> **Task directions**:
Track down the lines that contain "JSON" and copy them.
+---+
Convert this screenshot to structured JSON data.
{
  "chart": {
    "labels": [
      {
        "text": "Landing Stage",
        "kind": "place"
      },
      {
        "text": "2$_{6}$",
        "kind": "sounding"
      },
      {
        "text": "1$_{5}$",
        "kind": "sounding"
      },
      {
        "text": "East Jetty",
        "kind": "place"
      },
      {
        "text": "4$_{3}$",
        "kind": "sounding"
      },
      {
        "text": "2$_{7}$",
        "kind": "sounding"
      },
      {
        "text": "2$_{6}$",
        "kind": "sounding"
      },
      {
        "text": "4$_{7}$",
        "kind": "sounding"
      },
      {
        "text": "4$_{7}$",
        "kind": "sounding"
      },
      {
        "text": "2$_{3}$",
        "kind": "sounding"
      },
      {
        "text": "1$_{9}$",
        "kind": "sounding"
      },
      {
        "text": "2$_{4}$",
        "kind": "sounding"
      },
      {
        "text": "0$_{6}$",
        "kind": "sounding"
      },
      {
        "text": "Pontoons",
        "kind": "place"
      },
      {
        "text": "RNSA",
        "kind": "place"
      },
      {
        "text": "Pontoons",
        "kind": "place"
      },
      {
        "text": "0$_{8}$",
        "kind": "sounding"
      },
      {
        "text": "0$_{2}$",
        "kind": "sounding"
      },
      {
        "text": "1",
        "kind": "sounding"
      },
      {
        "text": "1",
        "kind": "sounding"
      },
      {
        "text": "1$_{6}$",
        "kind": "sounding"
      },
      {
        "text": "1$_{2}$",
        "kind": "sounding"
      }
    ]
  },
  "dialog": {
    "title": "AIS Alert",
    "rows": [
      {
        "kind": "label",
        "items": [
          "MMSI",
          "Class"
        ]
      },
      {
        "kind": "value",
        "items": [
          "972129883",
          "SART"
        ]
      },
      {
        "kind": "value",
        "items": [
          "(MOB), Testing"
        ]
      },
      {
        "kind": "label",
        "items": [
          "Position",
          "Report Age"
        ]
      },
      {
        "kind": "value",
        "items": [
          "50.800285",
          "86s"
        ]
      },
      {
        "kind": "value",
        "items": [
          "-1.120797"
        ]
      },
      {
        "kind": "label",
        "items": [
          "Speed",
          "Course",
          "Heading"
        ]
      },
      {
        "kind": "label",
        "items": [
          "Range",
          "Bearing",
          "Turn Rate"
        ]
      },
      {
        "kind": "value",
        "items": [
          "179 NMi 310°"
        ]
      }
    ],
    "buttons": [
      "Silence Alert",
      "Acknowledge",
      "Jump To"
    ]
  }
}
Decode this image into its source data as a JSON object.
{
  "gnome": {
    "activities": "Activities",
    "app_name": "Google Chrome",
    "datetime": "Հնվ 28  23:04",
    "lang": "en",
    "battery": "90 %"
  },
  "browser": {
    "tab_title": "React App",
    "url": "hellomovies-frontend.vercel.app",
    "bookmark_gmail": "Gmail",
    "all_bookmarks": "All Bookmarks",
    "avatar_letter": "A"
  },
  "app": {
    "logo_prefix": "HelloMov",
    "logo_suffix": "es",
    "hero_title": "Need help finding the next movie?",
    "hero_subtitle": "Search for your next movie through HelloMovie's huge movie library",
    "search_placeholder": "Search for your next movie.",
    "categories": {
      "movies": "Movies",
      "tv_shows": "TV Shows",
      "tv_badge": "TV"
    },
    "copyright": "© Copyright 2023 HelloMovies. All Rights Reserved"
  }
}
+---+
> **Solution**:
Convert this screenshot to structured JSON data.
Decode this image into its source data as a JSON object.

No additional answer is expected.